Stored items:
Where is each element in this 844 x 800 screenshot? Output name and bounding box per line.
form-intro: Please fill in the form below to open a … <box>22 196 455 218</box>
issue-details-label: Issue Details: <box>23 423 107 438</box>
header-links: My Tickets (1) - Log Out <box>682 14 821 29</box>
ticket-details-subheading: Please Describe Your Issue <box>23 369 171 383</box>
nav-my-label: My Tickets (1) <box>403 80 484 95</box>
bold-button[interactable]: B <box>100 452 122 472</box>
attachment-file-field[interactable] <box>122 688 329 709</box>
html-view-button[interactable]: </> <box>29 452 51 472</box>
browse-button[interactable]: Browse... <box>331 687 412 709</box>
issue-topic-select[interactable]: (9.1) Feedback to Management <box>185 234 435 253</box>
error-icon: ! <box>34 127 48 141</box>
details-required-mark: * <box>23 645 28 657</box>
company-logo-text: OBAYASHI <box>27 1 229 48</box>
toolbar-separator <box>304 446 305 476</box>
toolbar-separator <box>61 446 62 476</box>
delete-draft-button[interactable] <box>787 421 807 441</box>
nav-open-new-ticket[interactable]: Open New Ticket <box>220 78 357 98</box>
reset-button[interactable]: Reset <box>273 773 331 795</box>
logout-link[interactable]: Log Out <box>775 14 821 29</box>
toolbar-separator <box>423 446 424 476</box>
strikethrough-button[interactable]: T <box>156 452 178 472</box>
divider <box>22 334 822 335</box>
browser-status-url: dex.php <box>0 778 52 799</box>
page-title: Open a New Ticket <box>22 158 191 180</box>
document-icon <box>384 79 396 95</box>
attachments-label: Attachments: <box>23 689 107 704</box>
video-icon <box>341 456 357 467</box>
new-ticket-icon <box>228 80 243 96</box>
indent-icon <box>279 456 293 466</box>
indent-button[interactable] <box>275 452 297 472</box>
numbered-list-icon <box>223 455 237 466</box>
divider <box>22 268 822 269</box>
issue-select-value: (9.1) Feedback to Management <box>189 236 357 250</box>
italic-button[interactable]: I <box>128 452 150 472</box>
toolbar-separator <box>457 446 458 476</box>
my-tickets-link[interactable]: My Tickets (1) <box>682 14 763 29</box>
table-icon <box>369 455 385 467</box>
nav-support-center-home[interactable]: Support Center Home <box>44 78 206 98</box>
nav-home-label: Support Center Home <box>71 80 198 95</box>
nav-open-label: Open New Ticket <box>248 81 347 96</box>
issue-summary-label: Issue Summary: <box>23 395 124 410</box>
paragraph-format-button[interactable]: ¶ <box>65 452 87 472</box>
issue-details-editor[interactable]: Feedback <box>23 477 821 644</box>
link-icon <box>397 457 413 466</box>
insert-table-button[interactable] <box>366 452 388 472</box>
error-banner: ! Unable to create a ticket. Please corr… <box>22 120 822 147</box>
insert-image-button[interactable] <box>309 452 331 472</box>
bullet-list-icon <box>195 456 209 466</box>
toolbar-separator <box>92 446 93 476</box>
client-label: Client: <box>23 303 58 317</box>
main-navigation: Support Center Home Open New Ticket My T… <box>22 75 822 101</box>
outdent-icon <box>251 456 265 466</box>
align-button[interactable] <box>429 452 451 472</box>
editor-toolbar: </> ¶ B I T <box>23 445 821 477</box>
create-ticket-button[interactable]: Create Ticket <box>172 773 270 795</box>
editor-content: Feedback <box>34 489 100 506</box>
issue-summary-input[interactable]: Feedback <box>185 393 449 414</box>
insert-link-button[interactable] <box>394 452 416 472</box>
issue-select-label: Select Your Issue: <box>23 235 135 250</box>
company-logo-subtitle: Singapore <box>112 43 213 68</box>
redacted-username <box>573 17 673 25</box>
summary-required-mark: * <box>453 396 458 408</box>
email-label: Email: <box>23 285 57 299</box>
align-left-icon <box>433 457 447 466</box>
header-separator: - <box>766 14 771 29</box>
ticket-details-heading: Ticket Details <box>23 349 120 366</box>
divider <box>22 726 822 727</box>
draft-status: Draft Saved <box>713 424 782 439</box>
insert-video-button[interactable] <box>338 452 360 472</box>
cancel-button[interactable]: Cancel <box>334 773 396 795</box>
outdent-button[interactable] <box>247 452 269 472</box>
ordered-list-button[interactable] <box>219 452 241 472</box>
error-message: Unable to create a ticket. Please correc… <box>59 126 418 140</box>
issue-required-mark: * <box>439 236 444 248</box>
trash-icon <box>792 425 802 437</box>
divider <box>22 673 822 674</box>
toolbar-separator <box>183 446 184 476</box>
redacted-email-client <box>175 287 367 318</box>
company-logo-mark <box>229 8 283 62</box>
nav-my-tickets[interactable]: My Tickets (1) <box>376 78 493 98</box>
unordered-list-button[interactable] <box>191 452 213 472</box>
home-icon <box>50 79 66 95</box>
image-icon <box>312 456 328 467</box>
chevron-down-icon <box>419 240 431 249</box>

## Aim of the exercise
Write out all the rows again, replacing each occurrence of "My Tickets (1)" with "My Requests (1)" and leaving everything else unchanged.

## Exercise response
Where is each element in this 844 x 800 screenshot? Output name and bounding box per line.
form-intro: Please fill in the form below to open a … <box>22 196 455 218</box>
issue-details-label: Issue Details: <box>23 423 107 438</box>
header-links: My Requests (1) - Log Out <box>682 14 821 29</box>
ticket-details-subheading: Please Describe Your Issue <box>23 369 171 383</box>
nav-my-label: My Requests (1) <box>403 80 484 95</box>
bold-button[interactable]: B <box>100 452 122 472</box>
attachment-file-field[interactable] <box>122 688 329 709</box>
html-view-button[interactable]: </> <box>29 452 51 472</box>
browse-button[interactable]: Browse... <box>331 687 412 709</box>
issue-topic-select[interactable]: (9.1) Feedback to Management <box>185 234 435 253</box>
error-icon: ! <box>34 127 48 141</box>
details-required-mark: * <box>23 645 28 657</box>
company-logo-text: OBAYASHI <box>27 1 229 48</box>
toolbar-separator <box>304 446 305 476</box>
toolbar-separator <box>61 446 62 476</box>
delete-draft-button[interactable] <box>787 421 807 441</box>
nav-open-new-ticket[interactable]: Open New Ticket <box>220 78 357 98</box>
reset-button[interactable]: Reset <box>273 773 331 795</box>
logout-link[interactable]: Log Out <box>775 14 821 29</box>
toolbar-separator <box>423 446 424 476</box>
strikethrough-button[interactable]: T <box>156 452 178 472</box>
divider <box>22 334 822 335</box>
browser-status-url: dex.php <box>0 778 52 799</box>
page-title: Open a New Ticket <box>22 158 191 180</box>
document-icon <box>384 79 396 95</box>
attachments-label: Attachments: <box>23 689 107 704</box>
video-icon <box>341 456 357 467</box>
new-ticket-icon <box>228 80 243 96</box>
indent-icon <box>279 456 293 466</box>
indent-button[interactable] <box>275 452 297 472</box>
numbered-list-icon <box>223 455 237 466</box>
divider <box>22 268 822 269</box>
issue-select-value: (9.1) Feedback to Management <box>189 236 357 250</box>
italic-button[interactable]: I <box>128 452 150 472</box>
toolbar-separator <box>457 446 458 476</box>
my-tickets-link[interactable]: My Requests (1) <box>682 14 763 29</box>
table-icon <box>369 455 385 467</box>
nav-support-center-home[interactable]: Support Center Home <box>44 78 206 98</box>
nav-home-label: Support Center Home <box>71 80 198 95</box>
nav-open-label: Open New Ticket <box>248 81 347 96</box>
issue-summary-label: Issue Summary: <box>23 395 124 410</box>
paragraph-format-button[interactable]: ¶ <box>65 452 87 472</box>
issue-details-editor[interactable]: Feedback <box>23 477 821 644</box>
link-icon <box>397 457 413 466</box>
insert-table-button[interactable] <box>366 452 388 472</box>
error-banner: ! Unable to create a ticket. Please corr… <box>22 120 822 147</box>
insert-image-button[interactable] <box>309 452 331 472</box>
bullet-list-icon <box>195 456 209 466</box>
toolbar-separator <box>92 446 93 476</box>
client-label: Client: <box>23 303 58 317</box>
main-navigation: Support Center Home Open New Ticket My T… <box>22 75 822 101</box>
outdent-icon <box>251 456 265 466</box>
align-button[interactable] <box>429 452 451 472</box>
editor-toolbar: </> ¶ B I T <box>23 445 821 477</box>
create-ticket-button[interactable]: Create Ticket <box>172 773 270 795</box>
editor-content: Feedback <box>34 489 100 506</box>
issue-summary-input[interactable]: Feedback <box>185 393 449 414</box>
insert-link-button[interactable] <box>394 452 416 472</box>
issue-select-label: Select Your Issue: <box>23 235 135 250</box>
company-logo-subtitle: Singapore <box>112 43 213 68</box>
redacted-username <box>573 17 673 25</box>
summary-required-mark: * <box>453 396 458 408</box>
email-label: Email: <box>23 285 57 299</box>
align-left-icon <box>433 457 447 466</box>
header-separator: - <box>766 14 771 29</box>
ticket-details-heading: Ticket Details <box>23 349 120 366</box>
divider <box>22 726 822 727</box>
draft-status: Draft Saved <box>713 424 782 439</box>
insert-video-button[interactable] <box>338 452 360 472</box>
cancel-button[interactable]: Cancel <box>334 773 396 795</box>
outdent-button[interactable] <box>247 452 269 472</box>
ordered-list-button[interactable] <box>219 452 241 472</box>
error-message: Unable to create a ticket. Please correc… <box>59 126 418 140</box>
issue-required-mark: * <box>439 236 444 248</box>
trash-icon <box>792 425 802 437</box>
divider <box>22 673 822 674</box>
toolbar-separator <box>183 446 184 476</box>
redacted-email-client <box>175 287 367 318</box>
company-logo-mark <box>229 8 283 62</box>
nav-my-tickets[interactable]: My Requests (1) <box>376 78 493 98</box>
unordered-list-button[interactable] <box>191 452 213 472</box>
home-icon <box>50 79 66 95</box>
image-icon <box>312 456 328 467</box>
chevron-down-icon <box>419 240 431 249</box>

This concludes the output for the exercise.